%%

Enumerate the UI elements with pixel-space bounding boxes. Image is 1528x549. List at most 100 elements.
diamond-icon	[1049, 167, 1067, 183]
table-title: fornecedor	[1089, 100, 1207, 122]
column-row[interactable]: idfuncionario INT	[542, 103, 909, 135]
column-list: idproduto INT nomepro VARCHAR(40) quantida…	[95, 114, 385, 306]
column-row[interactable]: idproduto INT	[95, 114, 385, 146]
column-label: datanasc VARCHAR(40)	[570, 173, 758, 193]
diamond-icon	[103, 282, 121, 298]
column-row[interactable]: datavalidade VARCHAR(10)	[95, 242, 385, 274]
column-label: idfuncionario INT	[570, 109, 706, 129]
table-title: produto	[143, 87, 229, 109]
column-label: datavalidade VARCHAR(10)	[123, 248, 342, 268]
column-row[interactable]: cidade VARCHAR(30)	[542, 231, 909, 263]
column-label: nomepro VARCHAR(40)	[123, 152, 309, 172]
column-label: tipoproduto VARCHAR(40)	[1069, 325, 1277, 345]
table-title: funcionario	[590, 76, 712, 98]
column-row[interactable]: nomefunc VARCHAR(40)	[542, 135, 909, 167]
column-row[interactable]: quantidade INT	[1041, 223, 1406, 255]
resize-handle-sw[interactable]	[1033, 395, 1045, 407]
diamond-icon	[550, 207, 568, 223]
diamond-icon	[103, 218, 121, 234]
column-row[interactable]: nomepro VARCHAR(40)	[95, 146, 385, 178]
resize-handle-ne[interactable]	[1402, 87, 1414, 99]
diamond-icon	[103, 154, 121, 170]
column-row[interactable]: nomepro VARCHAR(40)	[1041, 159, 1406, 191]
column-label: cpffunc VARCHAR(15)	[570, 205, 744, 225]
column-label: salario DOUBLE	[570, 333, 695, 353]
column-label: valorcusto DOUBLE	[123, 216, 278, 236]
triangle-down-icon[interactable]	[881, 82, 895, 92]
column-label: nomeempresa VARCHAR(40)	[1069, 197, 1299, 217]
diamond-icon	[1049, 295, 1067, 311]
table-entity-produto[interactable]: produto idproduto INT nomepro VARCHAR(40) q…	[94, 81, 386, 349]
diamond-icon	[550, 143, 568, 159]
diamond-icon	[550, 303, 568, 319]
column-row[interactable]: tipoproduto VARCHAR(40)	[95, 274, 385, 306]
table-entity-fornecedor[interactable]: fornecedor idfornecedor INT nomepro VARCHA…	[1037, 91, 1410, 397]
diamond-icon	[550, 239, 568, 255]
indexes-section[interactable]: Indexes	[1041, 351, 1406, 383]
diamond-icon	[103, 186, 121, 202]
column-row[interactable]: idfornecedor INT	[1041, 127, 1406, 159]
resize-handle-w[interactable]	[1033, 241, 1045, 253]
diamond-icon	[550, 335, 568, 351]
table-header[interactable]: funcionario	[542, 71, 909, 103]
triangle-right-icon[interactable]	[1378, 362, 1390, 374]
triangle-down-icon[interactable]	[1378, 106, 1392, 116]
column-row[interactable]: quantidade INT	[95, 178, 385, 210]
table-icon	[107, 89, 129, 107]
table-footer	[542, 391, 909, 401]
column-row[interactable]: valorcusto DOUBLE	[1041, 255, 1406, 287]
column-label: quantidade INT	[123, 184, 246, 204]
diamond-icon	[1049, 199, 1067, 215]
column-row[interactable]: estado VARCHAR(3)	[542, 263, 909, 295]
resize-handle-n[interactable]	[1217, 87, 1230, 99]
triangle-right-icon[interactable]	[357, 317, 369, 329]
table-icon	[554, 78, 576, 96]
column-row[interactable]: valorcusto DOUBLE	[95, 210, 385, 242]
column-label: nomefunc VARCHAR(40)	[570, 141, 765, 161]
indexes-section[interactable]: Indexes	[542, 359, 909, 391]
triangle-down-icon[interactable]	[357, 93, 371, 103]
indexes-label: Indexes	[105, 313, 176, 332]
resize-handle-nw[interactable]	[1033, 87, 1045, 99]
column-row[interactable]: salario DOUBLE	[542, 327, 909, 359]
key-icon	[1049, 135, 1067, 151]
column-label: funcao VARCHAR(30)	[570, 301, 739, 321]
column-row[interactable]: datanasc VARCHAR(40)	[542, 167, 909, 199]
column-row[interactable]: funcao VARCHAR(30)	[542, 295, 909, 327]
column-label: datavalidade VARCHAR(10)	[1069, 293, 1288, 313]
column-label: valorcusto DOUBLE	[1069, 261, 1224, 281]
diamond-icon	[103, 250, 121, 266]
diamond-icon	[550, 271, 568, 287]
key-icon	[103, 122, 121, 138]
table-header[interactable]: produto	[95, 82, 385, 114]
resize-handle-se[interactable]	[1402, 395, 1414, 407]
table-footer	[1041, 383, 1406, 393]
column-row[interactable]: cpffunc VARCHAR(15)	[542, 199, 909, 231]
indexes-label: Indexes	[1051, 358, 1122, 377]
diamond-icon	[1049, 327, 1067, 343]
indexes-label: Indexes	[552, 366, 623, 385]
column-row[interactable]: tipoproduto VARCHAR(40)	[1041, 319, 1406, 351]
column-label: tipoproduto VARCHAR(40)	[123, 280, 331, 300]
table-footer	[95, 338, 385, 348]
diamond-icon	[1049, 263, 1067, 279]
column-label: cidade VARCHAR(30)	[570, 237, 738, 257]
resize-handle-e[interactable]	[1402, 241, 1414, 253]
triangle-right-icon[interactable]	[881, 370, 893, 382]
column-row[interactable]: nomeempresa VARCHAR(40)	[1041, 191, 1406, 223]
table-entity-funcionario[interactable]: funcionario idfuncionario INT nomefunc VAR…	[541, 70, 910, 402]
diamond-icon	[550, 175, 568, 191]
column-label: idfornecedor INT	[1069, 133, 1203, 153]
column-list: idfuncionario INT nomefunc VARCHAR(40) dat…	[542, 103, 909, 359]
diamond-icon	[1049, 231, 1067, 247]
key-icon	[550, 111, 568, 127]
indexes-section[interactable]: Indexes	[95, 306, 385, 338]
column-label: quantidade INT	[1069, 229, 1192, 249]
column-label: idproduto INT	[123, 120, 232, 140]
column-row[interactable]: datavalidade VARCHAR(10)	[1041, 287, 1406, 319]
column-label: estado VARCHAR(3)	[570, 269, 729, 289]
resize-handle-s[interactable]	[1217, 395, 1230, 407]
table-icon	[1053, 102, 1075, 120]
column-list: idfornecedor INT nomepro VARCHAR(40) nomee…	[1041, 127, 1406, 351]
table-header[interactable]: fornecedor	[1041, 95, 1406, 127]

%%

* _Do this_:
Quote every one of the lines above word for word, without changing anything.

* _Solution for this exercise_:
Enumerate the UI elements with pixel-space bounding boxes. Image is 1528x549. List at most 100 elements.
diamond-icon	[1049, 167, 1067, 183]
table-title: fornecedor	[1089, 100, 1207, 122]
column-row[interactable]: idfuncionario INT	[542, 103, 909, 135]
column-list: idproduto INT nomepro VARCHAR(40) quantida…	[95, 114, 385, 306]
column-row[interactable]: idproduto INT	[95, 114, 385, 146]
column-label: datanasc VARCHAR(40)	[570, 173, 758, 193]
diamond-icon	[103, 282, 121, 298]
column-row[interactable]: datavalidade VARCHAR(10)	[95, 242, 385, 274]
column-label: idfuncionario INT	[570, 109, 706, 129]
table-title: produto	[143, 87, 229, 109]
column-label: datavalidade VARCHAR(10)	[123, 248, 342, 268]
column-row[interactable]: cidade VARCHAR(30)	[542, 231, 909, 263]
column-label: nomepro VARCHAR(40)	[123, 152, 309, 172]
column-label: tipoproduto VARCHAR(40)	[1069, 325, 1277, 345]
table-title: funcionario	[590, 76, 712, 98]
column-row[interactable]: nomefunc VARCHAR(40)	[542, 135, 909, 167]
column-row[interactable]: quantidade INT	[1041, 223, 1406, 255]
resize-handle-sw[interactable]	[1033, 395, 1045, 407]
diamond-icon	[550, 207, 568, 223]
diamond-icon	[103, 218, 121, 234]
column-row[interactable]: nomepro VARCHAR(40)	[95, 146, 385, 178]
resize-handle-ne[interactable]	[1402, 87, 1414, 99]
diamond-icon	[103, 154, 121, 170]
column-row[interactable]: nomepro VARCHAR(40)	[1041, 159, 1406, 191]
column-label: cpffunc VARCHAR(15)	[570, 205, 744, 225]
column-label: salario DOUBLE	[570, 333, 695, 353]
column-label: valorcusto DOUBLE	[123, 216, 278, 236]
triangle-down-icon[interactable]	[881, 82, 895, 92]
column-label: nomeempresa VARCHAR(40)	[1069, 197, 1299, 217]
diamond-icon	[1049, 295, 1067, 311]
table-entity-produto[interactable]: produto idproduto INT nomepro VARCHAR(40) q…	[94, 81, 386, 349]
diamond-icon	[550, 143, 568, 159]
diamond-icon	[550, 303, 568, 319]
column-row[interactable]: tipoproduto VARCHAR(40)	[95, 274, 385, 306]
table-entity-fornecedor[interactable]: fornecedor idfornecedor INT nomepro VARCHA…	[1037, 91, 1410, 397]
diamond-icon	[550, 239, 568, 255]
indexes-section[interactable]: Indexes	[1041, 351, 1406, 383]
diamond-icon	[103, 186, 121, 202]
column-row[interactable]: idfornecedor INT	[1041, 127, 1406, 159]
resize-handle-w[interactable]	[1033, 241, 1045, 253]
diamond-icon	[550, 335, 568, 351]
table-header[interactable]: funcionario	[542, 71, 909, 103]
triangle-right-icon[interactable]	[1378, 362, 1390, 374]
triangle-down-icon[interactable]	[1378, 106, 1392, 116]
column-row[interactable]: quantidade INT	[95, 178, 385, 210]
table-icon	[107, 89, 129, 107]
table-footer	[542, 391, 909, 401]
column-row[interactable]: valorcusto DOUBLE	[1041, 255, 1406, 287]
column-label: quantidade INT	[123, 184, 246, 204]
diamond-icon	[1049, 199, 1067, 215]
column-row[interactable]: estado VARCHAR(3)	[542, 263, 909, 295]
resize-handle-n[interactable]	[1217, 87, 1230, 99]
triangle-right-icon[interactable]	[357, 317, 369, 329]
table-icon	[554, 78, 576, 96]
column-row[interactable]: valorcusto DOUBLE	[95, 210, 385, 242]
column-label: nomefunc VARCHAR(40)	[570, 141, 765, 161]
indexes-section[interactable]: Indexes	[542, 359, 909, 391]
triangle-down-icon[interactable]	[357, 93, 371, 103]
indexes-label: Indexes	[105, 313, 176, 332]
resize-handle-nw[interactable]	[1033, 87, 1045, 99]
column-row[interactable]: salario DOUBLE	[542, 327, 909, 359]
key-icon	[1049, 135, 1067, 151]
column-label: funcao VARCHAR(30)	[570, 301, 739, 321]
column-row[interactable]: datanasc VARCHAR(40)	[542, 167, 909, 199]
column-row[interactable]: funcao VARCHAR(30)	[542, 295, 909, 327]
column-label: datavalidade VARCHAR(10)	[1069, 293, 1288, 313]
column-label: valorcusto DOUBLE	[1069, 261, 1224, 281]
diamond-icon	[103, 250, 121, 266]
diamond-icon	[550, 271, 568, 287]
key-icon	[103, 122, 121, 138]
table-header[interactable]: produto	[95, 82, 385, 114]
resize-handle-se[interactable]	[1402, 395, 1414, 407]
table-footer	[1041, 383, 1406, 393]
column-row[interactable]: cpffunc VARCHAR(15)	[542, 199, 909, 231]
indexes-label: Indexes	[1051, 358, 1122, 377]
diamond-icon	[1049, 327, 1067, 343]
indexes-label: Indexes	[552, 366, 623, 385]
column-row[interactable]: tipoproduto VARCHAR(40)	[1041, 319, 1406, 351]
column-label: tipoproduto VARCHAR(40)	[123, 280, 331, 300]
table-footer	[95, 338, 385, 348]
diamond-icon	[1049, 263, 1067, 279]
column-label: cidade VARCHAR(30)	[570, 237, 738, 257]
resize-handle-e[interactable]	[1402, 241, 1414, 253]
triangle-right-icon[interactable]	[881, 370, 893, 382]
column-row[interactable]: nomeempresa VARCHAR(40)	[1041, 191, 1406, 223]
table-entity-funcionario[interactable]: funcionario idfuncionario INT nomefunc VAR…	[541, 70, 910, 402]
diamond-icon	[550, 175, 568, 191]
column-label: idfornecedor INT	[1069, 133, 1203, 153]
column-list: idfuncionario INT nomefunc VARCHAR(40) dat…	[542, 103, 909, 359]
diamond-icon	[1049, 231, 1067, 247]
key-icon	[550, 111, 568, 127]
indexes-section[interactable]: Indexes	[95, 306, 385, 338]
column-label: quantidade INT	[1069, 229, 1192, 249]
column-label: idproduto INT	[123, 120, 232, 140]
column-row[interactable]: datavalidade VARCHAR(10)	[1041, 287, 1406, 319]
column-label: estado VARCHAR(3)	[570, 269, 729, 289]
resize-handle-s[interactable]	[1217, 395, 1230, 407]
table-icon	[1053, 102, 1075, 120]
column-list: idfornecedor INT nomepro VARCHAR(40) nomee…	[1041, 127, 1406, 351]
table-header[interactable]: fornecedor	[1041, 95, 1406, 127]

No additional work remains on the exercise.